▸ **Exercise details**: Set down exactly the lines that run from the line with "Transcribe the text in this document." to the end of the data, and nothing else.

▸ **Data for this task**:
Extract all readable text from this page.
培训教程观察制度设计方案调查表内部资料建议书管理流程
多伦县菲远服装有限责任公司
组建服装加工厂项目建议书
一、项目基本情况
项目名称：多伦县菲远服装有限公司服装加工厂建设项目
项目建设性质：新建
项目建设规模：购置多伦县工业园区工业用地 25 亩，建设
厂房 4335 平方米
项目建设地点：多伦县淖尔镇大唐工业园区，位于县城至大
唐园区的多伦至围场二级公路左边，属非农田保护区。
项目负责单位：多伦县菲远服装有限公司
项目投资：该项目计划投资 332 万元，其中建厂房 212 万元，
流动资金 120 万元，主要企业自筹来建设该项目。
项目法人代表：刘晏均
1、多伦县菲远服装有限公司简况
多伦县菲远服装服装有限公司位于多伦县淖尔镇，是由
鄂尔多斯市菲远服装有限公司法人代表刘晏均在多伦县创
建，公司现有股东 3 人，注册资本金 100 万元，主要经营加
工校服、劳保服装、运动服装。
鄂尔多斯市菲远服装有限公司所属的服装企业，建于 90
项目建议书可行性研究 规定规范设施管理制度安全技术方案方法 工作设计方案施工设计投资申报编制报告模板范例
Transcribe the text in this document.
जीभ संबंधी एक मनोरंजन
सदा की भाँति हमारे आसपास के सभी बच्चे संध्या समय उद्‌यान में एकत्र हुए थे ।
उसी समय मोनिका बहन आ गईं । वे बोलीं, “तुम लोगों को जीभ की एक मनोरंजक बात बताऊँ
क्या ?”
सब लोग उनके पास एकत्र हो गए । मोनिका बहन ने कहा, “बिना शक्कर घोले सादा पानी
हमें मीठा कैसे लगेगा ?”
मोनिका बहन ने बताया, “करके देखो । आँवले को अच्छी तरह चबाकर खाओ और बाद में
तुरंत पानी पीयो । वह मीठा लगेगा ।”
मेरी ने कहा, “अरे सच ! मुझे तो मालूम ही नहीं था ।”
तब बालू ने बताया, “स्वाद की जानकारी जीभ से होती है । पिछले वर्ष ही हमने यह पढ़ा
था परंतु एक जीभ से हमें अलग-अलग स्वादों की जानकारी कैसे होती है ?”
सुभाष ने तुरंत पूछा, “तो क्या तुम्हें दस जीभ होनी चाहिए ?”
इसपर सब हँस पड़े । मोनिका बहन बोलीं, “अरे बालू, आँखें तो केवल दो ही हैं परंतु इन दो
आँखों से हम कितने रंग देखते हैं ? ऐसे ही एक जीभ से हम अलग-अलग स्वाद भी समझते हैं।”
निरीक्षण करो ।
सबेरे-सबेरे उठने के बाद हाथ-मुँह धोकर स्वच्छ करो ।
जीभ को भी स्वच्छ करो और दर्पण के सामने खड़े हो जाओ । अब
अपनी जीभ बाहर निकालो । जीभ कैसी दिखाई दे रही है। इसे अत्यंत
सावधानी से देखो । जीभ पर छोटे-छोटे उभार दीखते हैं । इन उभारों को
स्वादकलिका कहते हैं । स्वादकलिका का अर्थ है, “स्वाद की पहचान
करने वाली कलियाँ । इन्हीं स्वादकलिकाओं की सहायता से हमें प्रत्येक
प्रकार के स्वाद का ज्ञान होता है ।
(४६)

▸ **Response to the exercise**:
Transcribe the text in this document.
जीभ संबंधी एक मनोरंजन
सदा की भाँति हमारे आसपास के सभी बच्चे संध्या समय उद्‌यान में एकत्र हुए थे ।
उसी समय मोनिका बहन आ गईं । वे बोलीं, “तुम लोगों को जीभ की एक मनोरंजक बात बताऊँ
क्या ?”
सब लोग उनके पास एकत्र हो गए । मोनिका बहन ने कहा, “बिना शक्कर घोले सादा पानी
हमें मीठा कैसे लगेगा ?”
मोनिका बहन ने बताया, “करके देखो । आँवले को अच्छी तरह चबाकर खाओ और बाद में
तुरंत पानी पीयो । वह मीठा लगेगा ।”
मेरी ने कहा, “अरे सच ! मुझे तो मालूम ही नहीं था ।”
तब बालू ने बताया, “स्वाद की जानकारी जीभ से होती है । पिछले वर्ष ही हमने यह पढ़ा
था परंतु एक जीभ से हमें अलग-अलग स्वादों की जानकारी कैसे होती है ?”
सुभाष ने तुरंत पूछा, “तो क्या तुम्हें दस जीभ होनी चाहिए ?”
इसपर सब हँस पड़े । मोनिका बहन बोलीं, “अरे बालू, आँखें तो केवल दो ही हैं परंतु इन दो
आँखों से हम कितने रंग देखते हैं ? ऐसे ही एक जीभ से हम अलग-अलग स्वाद भी समझते हैं।”
निरीक्षण करो ।
सबेरे-सबेरे उठने के बाद हाथ-मुँह धोकर स्वच्छ करो ।
जीभ को भी स्वच्छ करो और दर्पण के सामने खड़े हो जाओ । अब
अपनी जीभ बाहर निकालो । जीभ कैसी दिखाई दे रही है। इसे अत्यंत
सावधानी से देखो । जीभ पर छोटे-छोटे उभार दीखते हैं । इन उभारों को
स्वादकलिका कहते हैं । स्वादकलिका का अर्थ है, “स्वाद की पहचान
करने वाली कलियाँ । इन्हीं स्वादकलिकाओं की सहायता से हमें प्रत्येक
प्रकार के स्वाद का ज्ञान होता है ।
(४६)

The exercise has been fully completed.